### Written request
Look through the records below, and copy out every line that holds the string "axis".

--- begin Information provided ---

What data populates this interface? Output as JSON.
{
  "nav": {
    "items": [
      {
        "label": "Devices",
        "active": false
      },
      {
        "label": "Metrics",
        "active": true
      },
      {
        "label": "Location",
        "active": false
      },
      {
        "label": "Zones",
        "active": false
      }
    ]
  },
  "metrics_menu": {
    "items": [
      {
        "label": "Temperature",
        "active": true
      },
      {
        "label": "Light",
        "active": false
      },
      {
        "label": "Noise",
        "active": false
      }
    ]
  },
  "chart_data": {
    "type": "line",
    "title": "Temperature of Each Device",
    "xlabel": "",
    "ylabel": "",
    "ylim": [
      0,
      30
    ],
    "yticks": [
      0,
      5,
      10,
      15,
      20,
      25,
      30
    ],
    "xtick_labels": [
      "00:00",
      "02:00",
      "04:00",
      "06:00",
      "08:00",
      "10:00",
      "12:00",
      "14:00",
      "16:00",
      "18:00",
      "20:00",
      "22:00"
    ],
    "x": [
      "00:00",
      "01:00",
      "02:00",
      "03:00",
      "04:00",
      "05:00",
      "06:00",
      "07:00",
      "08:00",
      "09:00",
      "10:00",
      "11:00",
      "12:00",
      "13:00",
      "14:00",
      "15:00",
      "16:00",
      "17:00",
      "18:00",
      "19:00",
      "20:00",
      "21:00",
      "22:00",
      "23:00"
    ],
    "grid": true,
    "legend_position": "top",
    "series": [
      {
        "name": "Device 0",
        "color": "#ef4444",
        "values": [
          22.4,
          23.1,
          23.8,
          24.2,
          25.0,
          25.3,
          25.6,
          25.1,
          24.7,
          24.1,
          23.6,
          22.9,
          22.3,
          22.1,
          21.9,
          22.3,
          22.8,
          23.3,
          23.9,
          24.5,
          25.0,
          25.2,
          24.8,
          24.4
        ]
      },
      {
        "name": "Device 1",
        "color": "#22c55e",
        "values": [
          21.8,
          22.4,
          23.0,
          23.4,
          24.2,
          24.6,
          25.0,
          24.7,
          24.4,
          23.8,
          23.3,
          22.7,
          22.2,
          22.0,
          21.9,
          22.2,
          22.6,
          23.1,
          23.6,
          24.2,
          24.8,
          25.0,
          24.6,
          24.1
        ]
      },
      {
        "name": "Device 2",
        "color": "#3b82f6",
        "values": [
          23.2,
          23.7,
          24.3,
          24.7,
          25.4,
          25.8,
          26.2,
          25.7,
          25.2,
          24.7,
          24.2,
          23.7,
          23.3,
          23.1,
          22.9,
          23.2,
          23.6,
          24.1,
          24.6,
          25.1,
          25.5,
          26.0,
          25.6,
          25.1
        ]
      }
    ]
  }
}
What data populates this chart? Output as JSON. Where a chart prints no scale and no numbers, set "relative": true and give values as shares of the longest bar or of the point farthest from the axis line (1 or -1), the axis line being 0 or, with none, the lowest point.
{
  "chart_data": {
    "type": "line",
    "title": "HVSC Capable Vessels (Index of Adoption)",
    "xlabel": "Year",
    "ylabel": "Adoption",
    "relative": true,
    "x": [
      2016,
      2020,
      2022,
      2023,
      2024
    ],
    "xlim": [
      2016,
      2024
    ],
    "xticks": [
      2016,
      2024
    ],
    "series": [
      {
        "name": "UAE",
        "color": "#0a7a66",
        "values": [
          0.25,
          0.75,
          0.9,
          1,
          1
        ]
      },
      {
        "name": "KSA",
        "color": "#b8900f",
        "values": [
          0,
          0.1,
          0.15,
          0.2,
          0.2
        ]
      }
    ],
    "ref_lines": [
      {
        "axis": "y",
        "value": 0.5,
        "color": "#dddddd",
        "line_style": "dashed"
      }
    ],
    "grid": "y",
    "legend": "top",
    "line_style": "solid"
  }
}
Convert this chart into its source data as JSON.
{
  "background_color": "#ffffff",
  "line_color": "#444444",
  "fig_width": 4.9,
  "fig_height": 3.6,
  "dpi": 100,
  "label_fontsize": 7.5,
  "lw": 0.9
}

--- end Information provided ---

### Exercise output
What data populates this chart? Output as JSON. Where a chart prints no scale and no numbers, set "relative": true and give values as shares of the longest bar or of the point farthest from the axis line (1 or -1), the axis line being 0 or, with none, the lowest point.
        "axis": "y",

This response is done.